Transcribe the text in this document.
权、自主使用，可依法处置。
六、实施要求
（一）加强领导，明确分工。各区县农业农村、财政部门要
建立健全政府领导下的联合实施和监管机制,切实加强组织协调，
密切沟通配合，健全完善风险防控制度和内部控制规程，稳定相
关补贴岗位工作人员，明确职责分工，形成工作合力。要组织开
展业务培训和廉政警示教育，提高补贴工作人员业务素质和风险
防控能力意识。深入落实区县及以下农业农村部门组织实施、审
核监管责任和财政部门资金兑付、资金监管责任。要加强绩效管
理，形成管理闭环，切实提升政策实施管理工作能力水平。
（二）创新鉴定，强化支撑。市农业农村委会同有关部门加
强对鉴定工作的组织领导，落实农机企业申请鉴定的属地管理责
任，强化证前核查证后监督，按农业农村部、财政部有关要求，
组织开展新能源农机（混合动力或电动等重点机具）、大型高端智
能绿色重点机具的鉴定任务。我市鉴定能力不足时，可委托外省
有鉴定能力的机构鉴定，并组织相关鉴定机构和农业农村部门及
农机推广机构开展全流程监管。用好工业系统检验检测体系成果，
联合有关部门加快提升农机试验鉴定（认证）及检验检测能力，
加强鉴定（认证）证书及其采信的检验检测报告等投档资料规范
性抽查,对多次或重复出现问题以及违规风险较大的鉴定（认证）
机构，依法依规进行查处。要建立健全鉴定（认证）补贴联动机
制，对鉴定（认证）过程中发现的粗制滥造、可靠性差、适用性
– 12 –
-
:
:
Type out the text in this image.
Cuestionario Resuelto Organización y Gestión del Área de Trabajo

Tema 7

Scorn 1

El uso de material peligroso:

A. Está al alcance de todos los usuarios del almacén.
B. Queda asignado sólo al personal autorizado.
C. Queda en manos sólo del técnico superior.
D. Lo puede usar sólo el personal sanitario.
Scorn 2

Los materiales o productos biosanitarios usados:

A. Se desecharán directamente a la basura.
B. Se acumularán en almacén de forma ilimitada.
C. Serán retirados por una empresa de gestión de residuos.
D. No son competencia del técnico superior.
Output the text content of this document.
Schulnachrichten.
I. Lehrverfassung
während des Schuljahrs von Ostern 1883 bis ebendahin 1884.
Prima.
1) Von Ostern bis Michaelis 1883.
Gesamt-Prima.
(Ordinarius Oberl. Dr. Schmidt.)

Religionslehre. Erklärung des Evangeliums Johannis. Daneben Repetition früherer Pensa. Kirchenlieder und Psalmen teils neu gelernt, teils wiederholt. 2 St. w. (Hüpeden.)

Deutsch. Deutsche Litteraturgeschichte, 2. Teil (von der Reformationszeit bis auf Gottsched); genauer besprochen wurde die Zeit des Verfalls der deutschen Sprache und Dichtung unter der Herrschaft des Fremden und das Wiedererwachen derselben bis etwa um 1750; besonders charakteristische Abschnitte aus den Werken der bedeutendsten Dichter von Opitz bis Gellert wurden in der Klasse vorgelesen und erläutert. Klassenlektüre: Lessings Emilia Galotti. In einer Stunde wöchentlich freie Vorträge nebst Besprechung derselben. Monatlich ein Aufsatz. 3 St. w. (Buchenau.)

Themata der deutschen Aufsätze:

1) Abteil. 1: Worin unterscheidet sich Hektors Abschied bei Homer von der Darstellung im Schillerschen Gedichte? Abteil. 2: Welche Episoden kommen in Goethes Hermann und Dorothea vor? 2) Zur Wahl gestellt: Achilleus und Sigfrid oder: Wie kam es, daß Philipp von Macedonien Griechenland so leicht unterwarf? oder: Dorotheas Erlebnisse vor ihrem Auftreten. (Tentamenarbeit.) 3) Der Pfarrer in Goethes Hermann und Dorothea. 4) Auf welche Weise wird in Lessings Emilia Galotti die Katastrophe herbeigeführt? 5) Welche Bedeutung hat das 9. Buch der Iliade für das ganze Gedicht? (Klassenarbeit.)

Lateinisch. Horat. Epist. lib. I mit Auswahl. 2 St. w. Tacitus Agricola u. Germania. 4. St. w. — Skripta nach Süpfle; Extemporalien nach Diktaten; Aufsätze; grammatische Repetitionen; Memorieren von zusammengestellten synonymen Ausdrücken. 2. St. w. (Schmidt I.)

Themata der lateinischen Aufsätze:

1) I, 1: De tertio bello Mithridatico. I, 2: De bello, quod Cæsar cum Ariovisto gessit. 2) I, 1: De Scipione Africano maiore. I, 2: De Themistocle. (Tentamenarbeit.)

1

========

(Problem details):
Which lines contain the word "text"? Copy each one.

(Output):
Transcribe the text in this document.
Type out the text in this image.
Output the text content of this document.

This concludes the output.